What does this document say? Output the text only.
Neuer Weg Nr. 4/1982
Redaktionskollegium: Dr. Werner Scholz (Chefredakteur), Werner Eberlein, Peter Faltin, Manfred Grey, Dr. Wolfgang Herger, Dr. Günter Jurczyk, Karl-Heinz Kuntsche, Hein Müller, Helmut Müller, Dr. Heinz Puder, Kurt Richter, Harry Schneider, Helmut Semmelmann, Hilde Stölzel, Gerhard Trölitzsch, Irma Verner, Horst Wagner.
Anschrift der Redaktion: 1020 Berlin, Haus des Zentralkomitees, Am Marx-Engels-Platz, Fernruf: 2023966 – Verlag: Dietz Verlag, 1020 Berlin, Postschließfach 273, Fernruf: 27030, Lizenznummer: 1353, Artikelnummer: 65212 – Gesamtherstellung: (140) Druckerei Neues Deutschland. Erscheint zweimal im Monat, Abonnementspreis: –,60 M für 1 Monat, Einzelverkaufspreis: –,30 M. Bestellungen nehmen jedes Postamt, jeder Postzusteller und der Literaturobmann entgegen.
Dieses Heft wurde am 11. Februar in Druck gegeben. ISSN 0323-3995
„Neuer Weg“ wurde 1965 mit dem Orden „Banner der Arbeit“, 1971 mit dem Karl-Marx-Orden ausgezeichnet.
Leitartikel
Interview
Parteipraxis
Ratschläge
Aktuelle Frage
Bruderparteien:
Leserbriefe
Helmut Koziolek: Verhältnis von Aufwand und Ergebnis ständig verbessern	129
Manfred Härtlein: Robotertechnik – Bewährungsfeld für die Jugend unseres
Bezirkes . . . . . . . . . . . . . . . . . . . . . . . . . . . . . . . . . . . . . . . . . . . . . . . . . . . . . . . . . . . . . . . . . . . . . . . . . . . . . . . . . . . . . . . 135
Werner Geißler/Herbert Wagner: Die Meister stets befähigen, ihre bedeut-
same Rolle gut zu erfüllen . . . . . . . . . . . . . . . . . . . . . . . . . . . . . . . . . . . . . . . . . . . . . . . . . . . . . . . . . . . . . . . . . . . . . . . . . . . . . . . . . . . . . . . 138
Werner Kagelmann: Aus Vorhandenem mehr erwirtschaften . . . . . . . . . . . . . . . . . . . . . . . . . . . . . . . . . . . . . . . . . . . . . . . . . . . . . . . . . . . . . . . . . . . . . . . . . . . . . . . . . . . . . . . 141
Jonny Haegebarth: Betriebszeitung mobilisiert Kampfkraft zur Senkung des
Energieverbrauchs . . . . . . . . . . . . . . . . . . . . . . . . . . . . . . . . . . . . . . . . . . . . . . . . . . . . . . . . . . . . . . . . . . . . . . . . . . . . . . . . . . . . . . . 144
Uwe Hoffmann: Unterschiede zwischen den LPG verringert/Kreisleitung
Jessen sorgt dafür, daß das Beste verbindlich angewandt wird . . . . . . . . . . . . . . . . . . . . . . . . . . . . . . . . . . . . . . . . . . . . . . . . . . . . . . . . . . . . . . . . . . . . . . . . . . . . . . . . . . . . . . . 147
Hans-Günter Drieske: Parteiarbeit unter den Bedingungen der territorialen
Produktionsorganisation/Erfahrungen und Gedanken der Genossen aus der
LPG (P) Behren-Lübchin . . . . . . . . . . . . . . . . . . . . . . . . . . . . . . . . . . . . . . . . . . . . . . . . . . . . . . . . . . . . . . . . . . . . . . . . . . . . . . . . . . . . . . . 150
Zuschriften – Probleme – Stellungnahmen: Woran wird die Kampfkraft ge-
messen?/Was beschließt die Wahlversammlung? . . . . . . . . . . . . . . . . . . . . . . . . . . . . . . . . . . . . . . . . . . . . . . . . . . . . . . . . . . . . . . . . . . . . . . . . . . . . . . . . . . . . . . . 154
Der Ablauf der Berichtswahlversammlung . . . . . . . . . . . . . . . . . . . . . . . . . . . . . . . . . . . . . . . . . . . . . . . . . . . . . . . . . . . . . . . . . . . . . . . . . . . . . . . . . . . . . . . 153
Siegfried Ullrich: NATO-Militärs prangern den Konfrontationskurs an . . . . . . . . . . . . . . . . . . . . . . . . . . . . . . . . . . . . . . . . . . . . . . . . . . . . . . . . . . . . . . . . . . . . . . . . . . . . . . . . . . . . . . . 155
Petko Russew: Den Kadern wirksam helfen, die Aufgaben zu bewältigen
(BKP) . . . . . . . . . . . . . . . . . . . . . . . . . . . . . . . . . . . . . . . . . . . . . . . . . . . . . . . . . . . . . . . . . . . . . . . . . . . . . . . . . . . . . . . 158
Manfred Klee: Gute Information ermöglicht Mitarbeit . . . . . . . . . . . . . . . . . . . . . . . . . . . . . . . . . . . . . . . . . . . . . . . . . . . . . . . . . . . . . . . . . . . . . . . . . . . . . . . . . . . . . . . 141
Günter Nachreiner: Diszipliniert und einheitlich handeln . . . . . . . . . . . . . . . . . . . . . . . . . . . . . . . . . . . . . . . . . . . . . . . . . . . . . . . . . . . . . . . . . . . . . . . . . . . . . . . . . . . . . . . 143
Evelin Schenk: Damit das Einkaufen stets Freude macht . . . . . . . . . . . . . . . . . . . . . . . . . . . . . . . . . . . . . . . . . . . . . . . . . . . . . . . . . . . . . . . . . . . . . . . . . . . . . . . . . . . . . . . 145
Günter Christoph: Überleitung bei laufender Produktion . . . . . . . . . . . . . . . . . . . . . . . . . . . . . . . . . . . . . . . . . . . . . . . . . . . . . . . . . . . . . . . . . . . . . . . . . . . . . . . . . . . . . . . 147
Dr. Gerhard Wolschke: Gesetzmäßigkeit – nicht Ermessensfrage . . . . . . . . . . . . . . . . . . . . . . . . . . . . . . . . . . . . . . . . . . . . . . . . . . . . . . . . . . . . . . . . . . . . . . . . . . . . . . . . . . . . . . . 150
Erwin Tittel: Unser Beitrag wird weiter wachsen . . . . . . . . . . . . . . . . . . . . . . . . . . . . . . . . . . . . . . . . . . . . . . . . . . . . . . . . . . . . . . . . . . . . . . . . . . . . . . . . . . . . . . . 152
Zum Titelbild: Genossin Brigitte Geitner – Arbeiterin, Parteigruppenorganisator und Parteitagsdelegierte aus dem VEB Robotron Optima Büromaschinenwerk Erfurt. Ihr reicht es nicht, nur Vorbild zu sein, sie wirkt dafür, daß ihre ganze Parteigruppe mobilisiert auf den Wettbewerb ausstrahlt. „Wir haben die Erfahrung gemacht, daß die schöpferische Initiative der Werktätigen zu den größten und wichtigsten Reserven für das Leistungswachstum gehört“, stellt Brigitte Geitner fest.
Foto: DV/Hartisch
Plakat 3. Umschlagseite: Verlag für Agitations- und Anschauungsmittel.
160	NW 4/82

_ _ _ _ _

▶ WHAT THE TASK ASKS:
Sift through the entries and copy every line with "stets".

▶ CORRECT RESULT:
Werner Geißler/Herbert Wagner: Die Meister stets befähigen, ihre bedeut-
Evelin Schenk: Damit das Einkaufen stets Freude macht . . . . . . . . . . . . . . . . . . . . . . . . . . . . . . . . . . . . . . . . . . . . . . . . . . . . . . . . . . . . . . . . . . . . . . . . . . . . . . . . . . . . . . . 145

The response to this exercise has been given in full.